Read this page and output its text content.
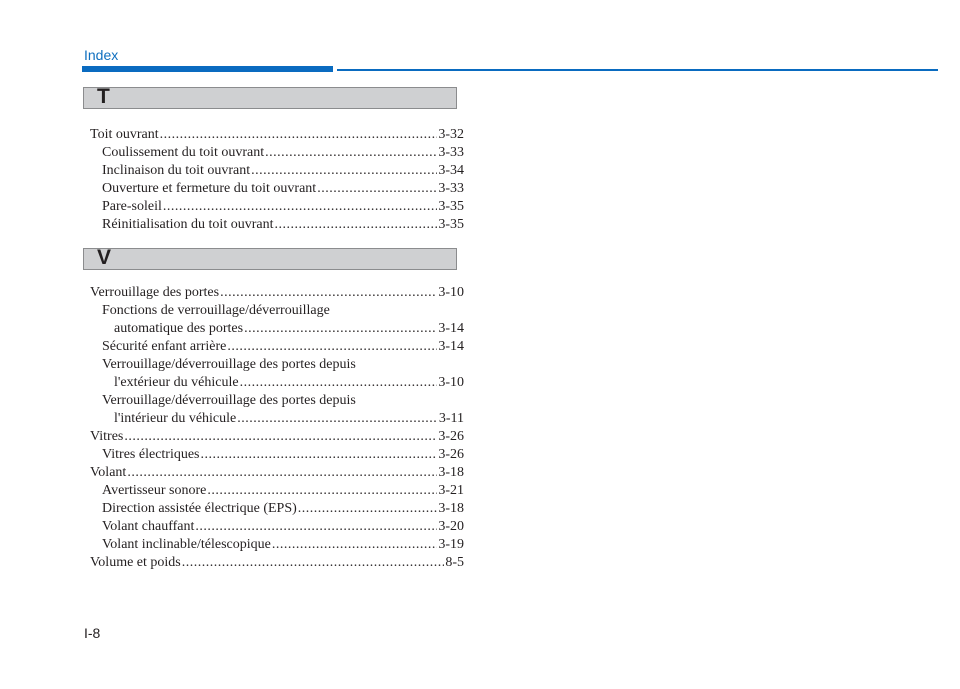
Index
T
Toit ouvrant .....	3-32
Coulissement du toit ouvrant .....	3-33
Inclinaison du toit ouvrant .....	3-34
Ouverture et fermeture du toit ouvrant .....	3-33
Pare-soleil .....	3-35
Réinitialisation du toit ouvrant .....	3-35
V
Verrouillage des portes .....	3-10
Fonctions de verrouillage/déverrouillage
automatique des portes .....	3-14
Sécurité enfant arrière .....	3-14
Verrouillage/déverrouillage des portes depuis
l'extérieur du véhicule .....	3-10
Verrouillage/déverrouillage des portes depuis
l'intérieur du véhicule .....	3-11
Vitres .....	3-26
Vitres électriques .....	3-26
Volant .....	3-18
Avertisseur sonore .....	3-21
Direction assistée électrique (EPS) .....	3-18
Volant chauffant .....	3-20
Volant inclinable/télescopique .....	3-19
Volume et poids .....	8-5
I-8
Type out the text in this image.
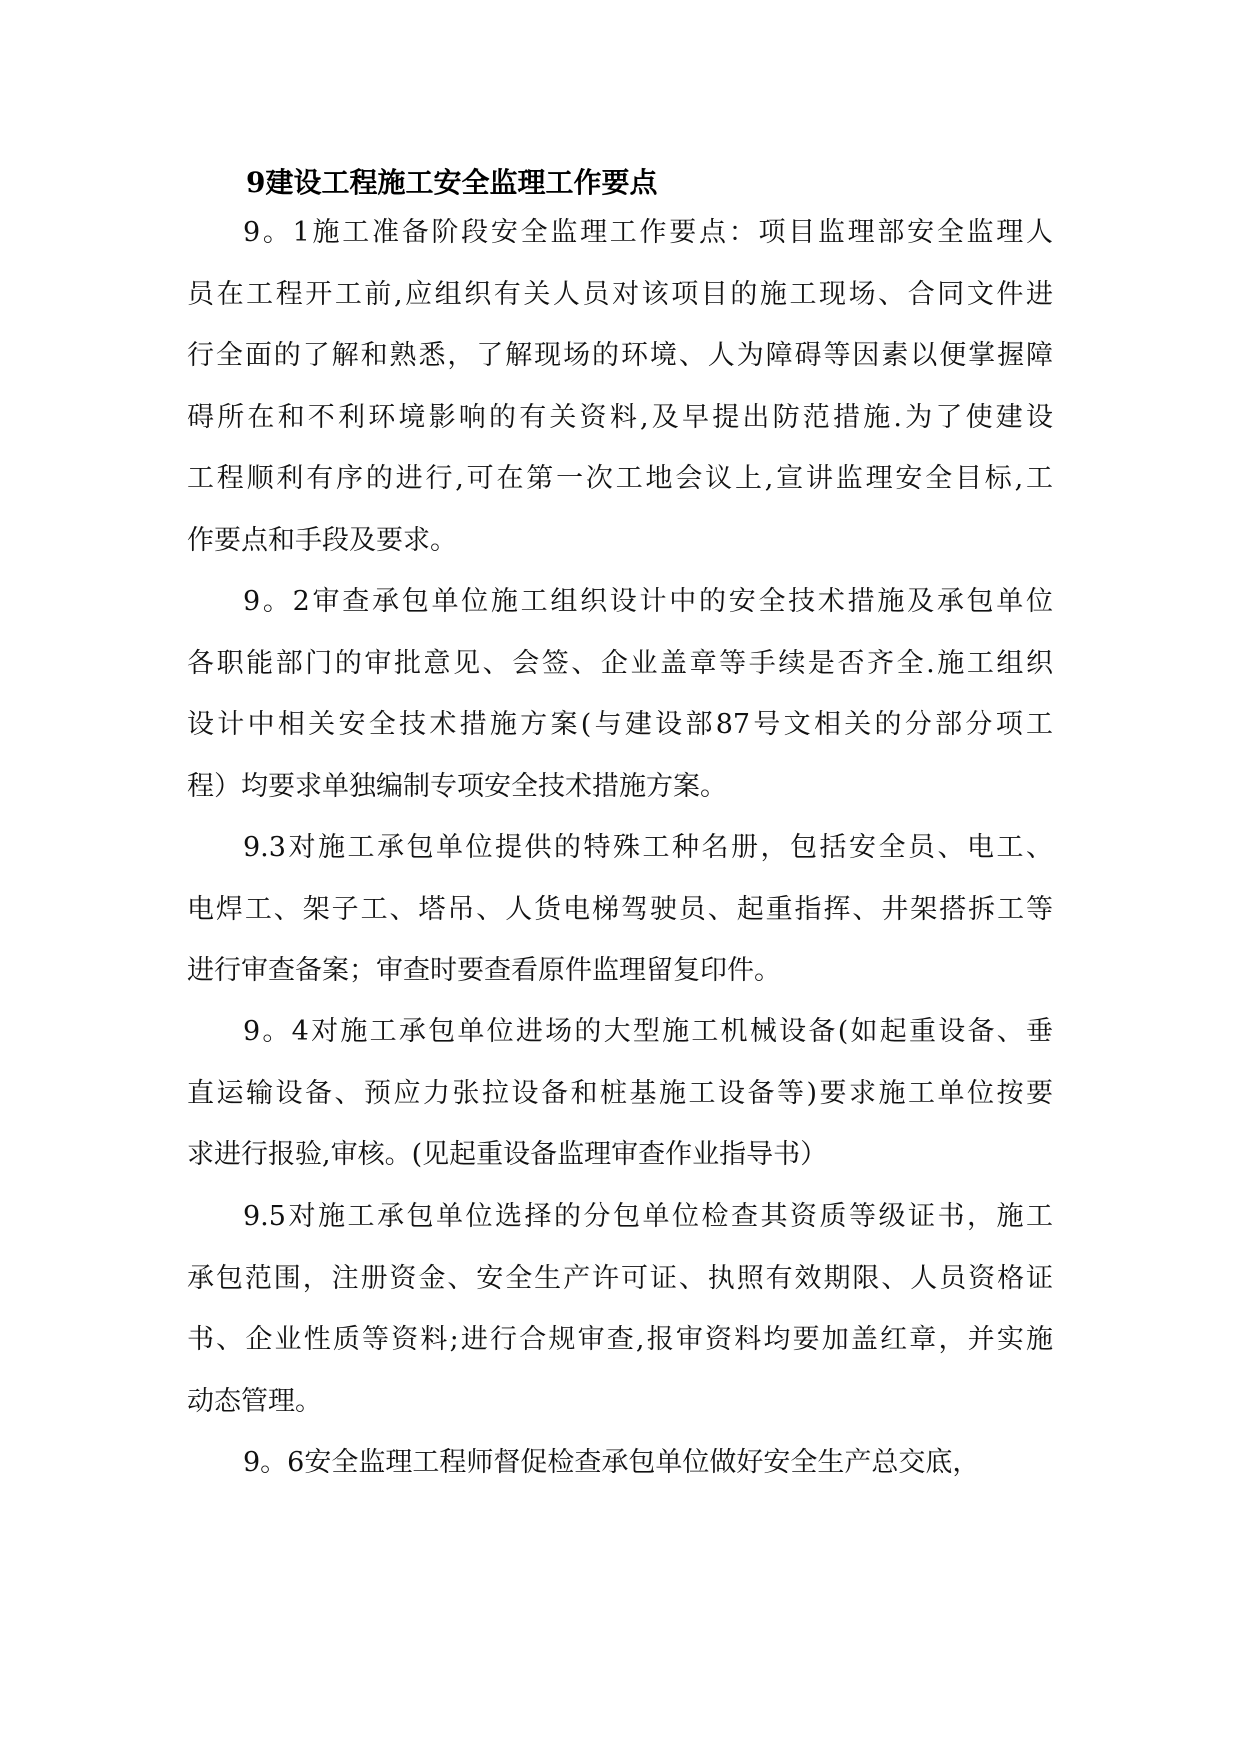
9建设工程施工安全监理工作要点
9。1施工准备阶段安全监理工作要点：项目监理部安全监理人
员在工程开工前,应组织有关人员对该项目的施工现场、合同文件进
行全面的了解和熟悉，了解现场的环境、人为障碍等因素以便掌握障
碍所在和不利环境影响的有关资料,及早提出防范措施.为了使建设
工程顺利有序的进行,可在第一次工地会议上,宣讲监理安全目标,工
作要点和手段及要求。
9。2审查承包单位施工组织设计中的安全技术措施及承包单位
各职能部门的审批意见、会签、企业盖章等手续是否齐全.施工组织
设计中相关安全技术措施方案(与建设部87号文相关的分部分项工
程）均要求单独编制专项安全技术措施方案。
9.3对施工承包单位提供的特殊工种名册，包括安全员、电工、
电焊工、架子工、塔吊、人货电梯驾驶员、起重指挥、井架搭拆工等
进行审查备案；审查时要查看原件监理留复印件。
9。4对施工承包单位进场的大型施工机械设备(如起重设备、垂
直运输设备、预应力张拉设备和桩基施工设备等)要求施工单位按要
求进行报验,审核。(见起重设备监理审查作业指导书）
9.5对施工承包单位选择的分包单位检查其资质等级证书，施工
承包范围，注册资金、安全生产许可证、执照有效期限、人员资格证
书、企业性质等资料;进行合规审查,报审资料均要加盖红章，并实施
动态管理。
9。6安全监理工程师督促检查承包单位做好安全生产总交底，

__WHAT YOU ARE ASKED TO DO__
Every line should be retyped exactly, with the pictures omitted.

__REPLY TO THE TASK__
Read this page and output its text content.
Index
T
Toit ouvrant .....	3-32
Coulissement du toit ouvrant .....	3-33
Inclinaison du toit ouvrant .....	3-34
Ouverture et fermeture du toit ouvrant .....	3-33
Pare-soleil .....	3-35
Réinitialisation du toit ouvrant .....	3-35
V
Verrouillage des portes .....	3-10
Fonctions de verrouillage/déverrouillage
automatique des portes .....	3-14
Sécurité enfant arrière .....	3-14
Verrouillage/déverrouillage des portes depuis
l'extérieur du véhicule .....	3-10
Verrouillage/déverrouillage des portes depuis
l'intérieur du véhicule .....	3-11
Vitres .....	3-26
Vitres électriques .....	3-26
Volant .....	3-18
Avertisseur sonore .....	3-21
Direction assistée électrique (EPS) .....	3-18
Volant chauffant .....	3-20
Volant inclinable/télescopique .....	3-19
Volume et poids .....	8-5
I-8
Type out the text in this image.
9建设工程施工安全监理工作要点
9。1施工准备阶段安全监理工作要点：项目监理部安全监理人
员在工程开工前,应组织有关人员对该项目的施工现场、合同文件进
行全面的了解和熟悉，了解现场的环境、人为障碍等因素以便掌握障
碍所在和不利环境影响的有关资料,及早提出防范措施.为了使建设
工程顺利有序的进行,可在第一次工地会议上,宣讲监理安全目标,工
作要点和手段及要求。
9。2审查承包单位施工组织设计中的安全技术措施及承包单位
各职能部门的审批意见、会签、企业盖章等手续是否齐全.施工组织
设计中相关安全技术措施方案(与建设部87号文相关的分部分项工
程）均要求单独编制专项安全技术措施方案。
9.3对施工承包单位提供的特殊工种名册，包括安全员、电工、
电焊工、架子工、塔吊、人货电梯驾驶员、起重指挥、井架搭拆工等
进行审查备案；审查时要查看原件监理留复印件。
9。4对施工承包单位进场的大型施工机械设备(如起重设备、垂
直运输设备、预应力张拉设备和桩基施工设备等)要求施工单位按要
求进行报验,审核。(见起重设备监理审查作业指导书）
9.5对施工承包单位选择的分包单位检查其资质等级证书，施工
承包范围，注册资金、安全生产许可证、执照有效期限、人员资格证
书、企业性质等资料;进行合规审查,报审资料均要加盖红章，并实施
动态管理。
9。6安全监理工程师督促检查承包单位做好安全生产总交底，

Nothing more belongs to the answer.